Problem description: Lines that contain the string "Vector" are to be copied; leave out all others.

==================================================

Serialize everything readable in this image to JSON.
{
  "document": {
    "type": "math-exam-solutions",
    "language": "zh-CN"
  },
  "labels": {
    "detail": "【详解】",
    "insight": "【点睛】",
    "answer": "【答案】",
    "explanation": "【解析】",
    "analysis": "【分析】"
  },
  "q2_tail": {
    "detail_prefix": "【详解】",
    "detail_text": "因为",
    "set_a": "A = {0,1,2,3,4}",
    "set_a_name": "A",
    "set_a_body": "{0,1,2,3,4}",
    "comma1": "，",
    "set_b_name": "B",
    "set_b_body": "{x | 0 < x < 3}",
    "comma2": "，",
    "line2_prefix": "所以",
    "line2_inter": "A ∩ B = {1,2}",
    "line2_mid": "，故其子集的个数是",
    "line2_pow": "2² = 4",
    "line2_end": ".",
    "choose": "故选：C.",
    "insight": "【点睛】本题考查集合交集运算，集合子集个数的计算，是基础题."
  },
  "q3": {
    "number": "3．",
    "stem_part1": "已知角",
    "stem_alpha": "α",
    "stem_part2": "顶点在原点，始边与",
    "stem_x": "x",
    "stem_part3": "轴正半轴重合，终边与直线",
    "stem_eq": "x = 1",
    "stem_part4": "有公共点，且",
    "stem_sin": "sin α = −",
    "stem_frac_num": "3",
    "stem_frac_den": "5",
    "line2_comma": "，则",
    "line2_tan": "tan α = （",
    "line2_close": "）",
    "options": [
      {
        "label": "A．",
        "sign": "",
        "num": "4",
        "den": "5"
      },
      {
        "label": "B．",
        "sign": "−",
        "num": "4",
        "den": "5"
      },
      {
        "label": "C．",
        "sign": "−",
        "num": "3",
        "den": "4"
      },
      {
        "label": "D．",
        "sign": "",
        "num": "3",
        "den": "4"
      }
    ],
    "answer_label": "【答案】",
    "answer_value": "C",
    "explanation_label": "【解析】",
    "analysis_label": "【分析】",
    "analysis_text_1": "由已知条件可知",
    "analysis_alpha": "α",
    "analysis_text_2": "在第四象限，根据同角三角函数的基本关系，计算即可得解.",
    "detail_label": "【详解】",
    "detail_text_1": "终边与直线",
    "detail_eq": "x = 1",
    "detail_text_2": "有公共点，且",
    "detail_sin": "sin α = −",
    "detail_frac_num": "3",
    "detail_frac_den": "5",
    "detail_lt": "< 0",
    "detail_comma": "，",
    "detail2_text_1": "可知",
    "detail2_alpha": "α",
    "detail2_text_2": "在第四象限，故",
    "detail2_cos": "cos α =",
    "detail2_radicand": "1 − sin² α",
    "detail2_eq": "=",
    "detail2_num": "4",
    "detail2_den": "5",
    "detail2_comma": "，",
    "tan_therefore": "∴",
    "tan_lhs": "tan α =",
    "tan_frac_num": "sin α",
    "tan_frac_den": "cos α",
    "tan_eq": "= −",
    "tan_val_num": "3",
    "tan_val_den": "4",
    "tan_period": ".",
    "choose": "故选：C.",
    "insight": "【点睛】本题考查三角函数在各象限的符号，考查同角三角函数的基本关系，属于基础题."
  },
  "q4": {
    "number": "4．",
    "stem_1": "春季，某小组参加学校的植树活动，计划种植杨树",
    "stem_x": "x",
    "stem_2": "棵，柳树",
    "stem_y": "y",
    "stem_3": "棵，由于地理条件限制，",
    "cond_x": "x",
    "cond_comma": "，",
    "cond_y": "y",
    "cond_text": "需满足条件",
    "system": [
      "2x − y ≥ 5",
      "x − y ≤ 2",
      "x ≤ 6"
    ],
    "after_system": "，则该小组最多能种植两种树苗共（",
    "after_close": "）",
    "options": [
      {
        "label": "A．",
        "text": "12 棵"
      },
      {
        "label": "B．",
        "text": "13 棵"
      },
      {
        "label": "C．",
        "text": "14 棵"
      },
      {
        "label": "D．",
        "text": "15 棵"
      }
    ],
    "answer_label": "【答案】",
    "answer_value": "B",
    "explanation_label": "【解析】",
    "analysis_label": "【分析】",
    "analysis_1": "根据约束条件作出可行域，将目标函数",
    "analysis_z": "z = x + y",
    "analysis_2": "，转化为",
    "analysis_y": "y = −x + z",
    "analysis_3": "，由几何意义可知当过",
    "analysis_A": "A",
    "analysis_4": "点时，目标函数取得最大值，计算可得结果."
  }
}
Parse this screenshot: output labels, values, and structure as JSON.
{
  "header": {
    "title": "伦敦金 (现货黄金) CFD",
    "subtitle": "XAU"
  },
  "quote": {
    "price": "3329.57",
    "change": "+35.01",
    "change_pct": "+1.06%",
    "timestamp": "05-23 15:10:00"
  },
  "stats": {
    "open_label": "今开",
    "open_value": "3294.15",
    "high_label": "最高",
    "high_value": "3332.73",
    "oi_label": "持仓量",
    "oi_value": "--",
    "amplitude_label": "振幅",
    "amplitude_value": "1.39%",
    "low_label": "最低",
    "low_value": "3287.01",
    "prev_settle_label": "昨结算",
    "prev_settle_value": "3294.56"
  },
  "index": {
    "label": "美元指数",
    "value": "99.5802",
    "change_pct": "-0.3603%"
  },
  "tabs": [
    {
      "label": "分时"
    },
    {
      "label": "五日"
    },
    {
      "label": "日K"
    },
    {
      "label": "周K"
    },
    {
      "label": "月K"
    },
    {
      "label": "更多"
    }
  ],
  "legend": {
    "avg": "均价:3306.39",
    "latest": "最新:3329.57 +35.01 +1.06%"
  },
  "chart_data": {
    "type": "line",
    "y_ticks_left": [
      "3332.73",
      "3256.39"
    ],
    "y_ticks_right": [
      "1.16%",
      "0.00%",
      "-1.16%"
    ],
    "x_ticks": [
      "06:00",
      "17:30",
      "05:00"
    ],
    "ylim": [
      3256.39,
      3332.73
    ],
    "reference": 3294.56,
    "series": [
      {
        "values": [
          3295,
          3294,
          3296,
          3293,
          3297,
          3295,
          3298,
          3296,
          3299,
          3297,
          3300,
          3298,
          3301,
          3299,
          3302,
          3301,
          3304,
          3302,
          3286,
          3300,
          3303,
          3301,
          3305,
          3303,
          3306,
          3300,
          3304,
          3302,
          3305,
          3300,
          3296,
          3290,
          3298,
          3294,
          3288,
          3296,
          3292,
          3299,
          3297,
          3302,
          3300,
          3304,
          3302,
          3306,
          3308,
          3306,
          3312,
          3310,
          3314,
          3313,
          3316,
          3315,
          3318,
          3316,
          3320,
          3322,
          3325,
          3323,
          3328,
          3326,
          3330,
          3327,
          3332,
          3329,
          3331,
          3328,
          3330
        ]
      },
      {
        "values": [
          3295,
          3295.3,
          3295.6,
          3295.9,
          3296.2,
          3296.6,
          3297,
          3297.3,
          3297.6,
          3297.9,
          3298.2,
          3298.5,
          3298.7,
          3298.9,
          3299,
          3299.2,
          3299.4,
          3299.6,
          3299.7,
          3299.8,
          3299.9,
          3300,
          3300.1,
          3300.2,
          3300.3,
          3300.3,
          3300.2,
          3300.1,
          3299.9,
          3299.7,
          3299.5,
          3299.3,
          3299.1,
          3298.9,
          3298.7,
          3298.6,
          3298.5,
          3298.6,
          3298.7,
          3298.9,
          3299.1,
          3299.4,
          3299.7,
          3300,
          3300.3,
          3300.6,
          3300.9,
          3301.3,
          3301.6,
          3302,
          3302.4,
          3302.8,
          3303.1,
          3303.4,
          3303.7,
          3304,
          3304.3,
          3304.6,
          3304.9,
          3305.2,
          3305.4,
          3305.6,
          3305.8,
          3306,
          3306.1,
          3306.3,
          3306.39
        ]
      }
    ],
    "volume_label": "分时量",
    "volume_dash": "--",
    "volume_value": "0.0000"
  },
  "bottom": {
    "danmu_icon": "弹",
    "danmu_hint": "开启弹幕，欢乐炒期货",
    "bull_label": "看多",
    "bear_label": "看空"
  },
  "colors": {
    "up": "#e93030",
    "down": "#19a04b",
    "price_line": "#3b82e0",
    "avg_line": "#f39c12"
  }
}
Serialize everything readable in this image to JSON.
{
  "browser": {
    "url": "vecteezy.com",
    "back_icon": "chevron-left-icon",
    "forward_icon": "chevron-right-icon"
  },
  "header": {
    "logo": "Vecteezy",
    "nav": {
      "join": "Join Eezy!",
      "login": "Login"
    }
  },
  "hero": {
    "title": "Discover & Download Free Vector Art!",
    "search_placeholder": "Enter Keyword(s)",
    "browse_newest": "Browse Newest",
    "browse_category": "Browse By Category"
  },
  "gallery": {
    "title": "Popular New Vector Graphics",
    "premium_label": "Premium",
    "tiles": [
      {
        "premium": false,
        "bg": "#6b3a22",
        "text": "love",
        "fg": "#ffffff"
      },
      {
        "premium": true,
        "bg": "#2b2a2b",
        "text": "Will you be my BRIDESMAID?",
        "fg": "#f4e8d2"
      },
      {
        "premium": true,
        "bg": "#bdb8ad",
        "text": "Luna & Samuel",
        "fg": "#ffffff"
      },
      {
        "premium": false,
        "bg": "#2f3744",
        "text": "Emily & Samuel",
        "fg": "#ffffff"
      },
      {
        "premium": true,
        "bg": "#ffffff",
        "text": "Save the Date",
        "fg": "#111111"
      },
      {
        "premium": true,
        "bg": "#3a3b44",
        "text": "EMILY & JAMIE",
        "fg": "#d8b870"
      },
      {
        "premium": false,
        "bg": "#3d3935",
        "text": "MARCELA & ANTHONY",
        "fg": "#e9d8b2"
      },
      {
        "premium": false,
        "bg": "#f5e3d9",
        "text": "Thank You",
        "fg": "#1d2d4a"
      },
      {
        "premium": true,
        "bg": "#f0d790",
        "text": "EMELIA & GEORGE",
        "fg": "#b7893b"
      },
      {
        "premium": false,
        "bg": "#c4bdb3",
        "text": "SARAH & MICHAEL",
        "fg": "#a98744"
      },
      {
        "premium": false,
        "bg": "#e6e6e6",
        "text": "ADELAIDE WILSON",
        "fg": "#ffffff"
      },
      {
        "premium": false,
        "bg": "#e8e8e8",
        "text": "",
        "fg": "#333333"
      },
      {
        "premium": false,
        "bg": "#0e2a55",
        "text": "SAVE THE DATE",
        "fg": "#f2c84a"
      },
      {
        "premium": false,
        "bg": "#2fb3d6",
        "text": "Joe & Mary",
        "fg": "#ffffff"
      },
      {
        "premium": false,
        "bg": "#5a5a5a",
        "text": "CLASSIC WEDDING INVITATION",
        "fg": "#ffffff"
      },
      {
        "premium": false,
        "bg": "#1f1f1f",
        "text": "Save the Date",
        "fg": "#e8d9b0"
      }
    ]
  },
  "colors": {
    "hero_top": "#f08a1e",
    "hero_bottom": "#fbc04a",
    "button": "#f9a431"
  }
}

==================================================

Reply to the task:
    "title": "Discover & Download Free Vector Art!",
    "title": "Popular New Vector Graphics",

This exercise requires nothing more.